■ 本文抜粋:

"""

久々に、永井さんが文章を送ってくださいました。
ここのところ間が開いているな、と思ったら風邪ひきだったのですね。
どうぞ、お大事に!
************************
最近、風邪をひいてしまいました。
じつは今も進行中。周りの人はよくひいていたのだけど、自分だけは大丈夫と高をくくっていたのが運のツキ。子供の頃は、「暴れん坊将軍」の再放送を気楽に見ていただけの風邪ひきだったのに。でも大人になると、「早く治さなきゃ」と焦るばかりのこの頃だ。
それで色々やってみた。蜂蜜とショウガを摩り下ろしたのを飲んだし、知人から進められたニンニク焼きにも挑戦してみた(生焼けだったらしく、涙がでるほど胃にきてしまった)。一進一退を繰り返している気がする。

"""

■ データ抜粋:
"""

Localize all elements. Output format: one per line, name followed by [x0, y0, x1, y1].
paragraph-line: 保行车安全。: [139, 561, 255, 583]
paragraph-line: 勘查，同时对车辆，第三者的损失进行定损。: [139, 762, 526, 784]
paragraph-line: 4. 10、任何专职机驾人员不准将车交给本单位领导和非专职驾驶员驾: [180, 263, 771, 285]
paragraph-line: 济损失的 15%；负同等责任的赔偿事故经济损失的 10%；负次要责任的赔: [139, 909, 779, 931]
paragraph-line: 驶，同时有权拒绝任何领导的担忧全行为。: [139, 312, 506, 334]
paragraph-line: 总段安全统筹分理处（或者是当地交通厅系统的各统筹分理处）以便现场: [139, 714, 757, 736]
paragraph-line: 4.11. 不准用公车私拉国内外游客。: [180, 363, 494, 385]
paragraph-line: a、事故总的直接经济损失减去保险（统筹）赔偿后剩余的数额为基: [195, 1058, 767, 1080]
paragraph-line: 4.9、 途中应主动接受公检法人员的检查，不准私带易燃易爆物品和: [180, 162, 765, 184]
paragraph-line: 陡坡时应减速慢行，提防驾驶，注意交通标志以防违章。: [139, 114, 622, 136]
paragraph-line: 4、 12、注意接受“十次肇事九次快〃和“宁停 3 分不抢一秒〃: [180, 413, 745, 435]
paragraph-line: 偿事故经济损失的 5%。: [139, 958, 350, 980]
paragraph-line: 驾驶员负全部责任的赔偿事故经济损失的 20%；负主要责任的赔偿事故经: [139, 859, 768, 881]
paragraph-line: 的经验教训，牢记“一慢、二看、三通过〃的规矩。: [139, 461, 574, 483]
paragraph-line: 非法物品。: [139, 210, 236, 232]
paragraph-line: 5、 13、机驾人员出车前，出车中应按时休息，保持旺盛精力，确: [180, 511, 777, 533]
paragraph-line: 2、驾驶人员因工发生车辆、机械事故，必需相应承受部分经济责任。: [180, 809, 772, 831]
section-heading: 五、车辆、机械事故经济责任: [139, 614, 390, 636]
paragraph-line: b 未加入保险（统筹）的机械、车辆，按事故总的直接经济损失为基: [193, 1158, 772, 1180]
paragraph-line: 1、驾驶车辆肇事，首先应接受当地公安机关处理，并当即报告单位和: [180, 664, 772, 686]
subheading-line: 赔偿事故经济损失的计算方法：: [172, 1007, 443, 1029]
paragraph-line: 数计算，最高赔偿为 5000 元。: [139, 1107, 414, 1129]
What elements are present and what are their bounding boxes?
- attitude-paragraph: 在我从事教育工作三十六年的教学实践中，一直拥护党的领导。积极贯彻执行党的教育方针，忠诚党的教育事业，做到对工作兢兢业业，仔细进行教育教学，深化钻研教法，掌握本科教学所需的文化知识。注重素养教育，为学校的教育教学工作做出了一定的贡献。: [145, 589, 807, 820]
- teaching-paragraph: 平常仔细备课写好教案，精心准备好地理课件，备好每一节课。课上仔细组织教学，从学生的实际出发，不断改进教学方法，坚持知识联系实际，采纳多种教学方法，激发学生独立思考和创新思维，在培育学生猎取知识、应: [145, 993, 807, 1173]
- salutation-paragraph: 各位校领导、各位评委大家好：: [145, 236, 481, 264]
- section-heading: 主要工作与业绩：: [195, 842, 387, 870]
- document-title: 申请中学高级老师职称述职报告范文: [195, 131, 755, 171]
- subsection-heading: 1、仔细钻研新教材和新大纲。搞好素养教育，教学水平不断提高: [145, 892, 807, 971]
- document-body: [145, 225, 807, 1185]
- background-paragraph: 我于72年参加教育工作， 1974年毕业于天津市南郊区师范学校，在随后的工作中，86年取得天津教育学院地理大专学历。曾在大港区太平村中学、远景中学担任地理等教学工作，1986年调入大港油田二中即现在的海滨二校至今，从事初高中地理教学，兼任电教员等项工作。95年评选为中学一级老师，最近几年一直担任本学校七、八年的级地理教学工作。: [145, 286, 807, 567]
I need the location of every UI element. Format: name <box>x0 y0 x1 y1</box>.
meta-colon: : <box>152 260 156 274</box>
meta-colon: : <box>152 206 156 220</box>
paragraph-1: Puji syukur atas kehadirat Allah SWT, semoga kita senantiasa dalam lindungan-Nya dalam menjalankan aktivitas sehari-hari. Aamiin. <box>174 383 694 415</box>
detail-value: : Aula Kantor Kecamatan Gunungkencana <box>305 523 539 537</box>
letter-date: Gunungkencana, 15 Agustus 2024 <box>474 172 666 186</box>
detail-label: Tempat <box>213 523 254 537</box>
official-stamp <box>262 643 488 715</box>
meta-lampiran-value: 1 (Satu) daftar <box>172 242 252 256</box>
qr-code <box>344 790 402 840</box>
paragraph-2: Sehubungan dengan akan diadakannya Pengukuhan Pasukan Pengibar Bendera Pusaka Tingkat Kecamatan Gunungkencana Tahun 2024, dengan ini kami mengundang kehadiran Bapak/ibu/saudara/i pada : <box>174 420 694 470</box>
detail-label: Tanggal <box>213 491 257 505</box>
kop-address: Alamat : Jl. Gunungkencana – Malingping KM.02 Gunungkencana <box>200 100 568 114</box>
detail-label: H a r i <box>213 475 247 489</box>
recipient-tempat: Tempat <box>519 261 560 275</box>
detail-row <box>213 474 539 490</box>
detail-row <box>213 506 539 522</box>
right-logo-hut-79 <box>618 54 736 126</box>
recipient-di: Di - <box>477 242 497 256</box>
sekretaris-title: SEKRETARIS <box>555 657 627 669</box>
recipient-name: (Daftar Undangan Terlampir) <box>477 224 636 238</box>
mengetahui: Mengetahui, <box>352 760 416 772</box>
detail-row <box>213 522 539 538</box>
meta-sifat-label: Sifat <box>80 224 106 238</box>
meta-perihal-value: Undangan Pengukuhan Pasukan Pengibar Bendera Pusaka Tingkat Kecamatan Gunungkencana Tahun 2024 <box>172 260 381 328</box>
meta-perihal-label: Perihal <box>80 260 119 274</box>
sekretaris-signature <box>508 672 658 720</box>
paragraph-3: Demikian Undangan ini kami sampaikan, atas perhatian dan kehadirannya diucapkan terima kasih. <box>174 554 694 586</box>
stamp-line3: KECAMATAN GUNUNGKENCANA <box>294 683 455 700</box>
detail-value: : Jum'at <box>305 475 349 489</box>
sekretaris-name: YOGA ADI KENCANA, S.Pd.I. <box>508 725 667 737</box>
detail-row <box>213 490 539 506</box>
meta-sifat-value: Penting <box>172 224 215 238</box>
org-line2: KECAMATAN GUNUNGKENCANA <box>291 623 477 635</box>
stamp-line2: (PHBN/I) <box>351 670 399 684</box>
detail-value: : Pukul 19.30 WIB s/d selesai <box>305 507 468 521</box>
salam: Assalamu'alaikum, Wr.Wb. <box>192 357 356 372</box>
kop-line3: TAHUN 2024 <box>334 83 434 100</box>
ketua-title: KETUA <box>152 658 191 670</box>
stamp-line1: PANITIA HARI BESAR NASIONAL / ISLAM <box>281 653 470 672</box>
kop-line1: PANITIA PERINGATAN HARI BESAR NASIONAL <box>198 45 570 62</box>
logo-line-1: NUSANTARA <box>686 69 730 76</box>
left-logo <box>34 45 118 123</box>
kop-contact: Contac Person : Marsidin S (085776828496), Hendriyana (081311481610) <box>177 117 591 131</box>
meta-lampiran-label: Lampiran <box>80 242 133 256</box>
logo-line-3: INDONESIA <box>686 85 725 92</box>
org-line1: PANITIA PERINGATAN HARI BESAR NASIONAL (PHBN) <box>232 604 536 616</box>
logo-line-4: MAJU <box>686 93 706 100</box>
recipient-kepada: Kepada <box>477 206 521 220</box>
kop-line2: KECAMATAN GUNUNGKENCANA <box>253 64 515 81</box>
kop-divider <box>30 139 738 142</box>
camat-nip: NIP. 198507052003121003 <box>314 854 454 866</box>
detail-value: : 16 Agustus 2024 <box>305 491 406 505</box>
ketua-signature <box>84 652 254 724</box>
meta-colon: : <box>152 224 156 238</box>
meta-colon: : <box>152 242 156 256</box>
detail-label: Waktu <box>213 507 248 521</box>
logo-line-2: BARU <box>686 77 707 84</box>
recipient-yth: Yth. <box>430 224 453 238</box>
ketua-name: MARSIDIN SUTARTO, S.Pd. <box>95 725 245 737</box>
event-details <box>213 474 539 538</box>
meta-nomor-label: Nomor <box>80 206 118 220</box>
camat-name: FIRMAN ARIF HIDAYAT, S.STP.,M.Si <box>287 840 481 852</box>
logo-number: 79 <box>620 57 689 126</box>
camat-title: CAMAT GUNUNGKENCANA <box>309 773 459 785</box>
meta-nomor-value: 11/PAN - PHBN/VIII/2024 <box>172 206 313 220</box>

"""

■ 課題の指示:
風邪をひいた体験をつづった文章の続きを、最後の文「一進一退を繰り返している気がする。」の後から書いてください。

■ 課題の解答:
今朝もうつらうつらしていた。が、その時に黒いマントが翻っている夢を見た。起きて思い出した。あれは、かつてのルームメートの女の子。ドイツ人で、とてもきれいな人だったけど、なぜか、いつも全身黒ずくめ。筆箱やシーツなど身の回りのものも、黒一色に染まっていた。時々、服の裏地が赤いこともあったりして、ドキッとしたこともあった。性格もいいし、黒より他の色を着ても似合うのにと、よく思った。でも、逆に黒が彼女の魅力をいっそう引き立てていたのかもと今は思う。
そんな彼女は、フィンランド人のボーイフレンドがすぐできた。5人暮らしの女の子だけのアパートに、彼は緊張するでもない。いつも気楽に台所でコーヒーを飲みながら、みんなと談笑していた。すぐに景色の一部のように、みんなにとけ込んでいたのは、見事というより他はなかった。
ある日、そんな彼は風邪をひいた。それで彼女は、すぐにまず大きな鍋にお湯を沸かし始めた。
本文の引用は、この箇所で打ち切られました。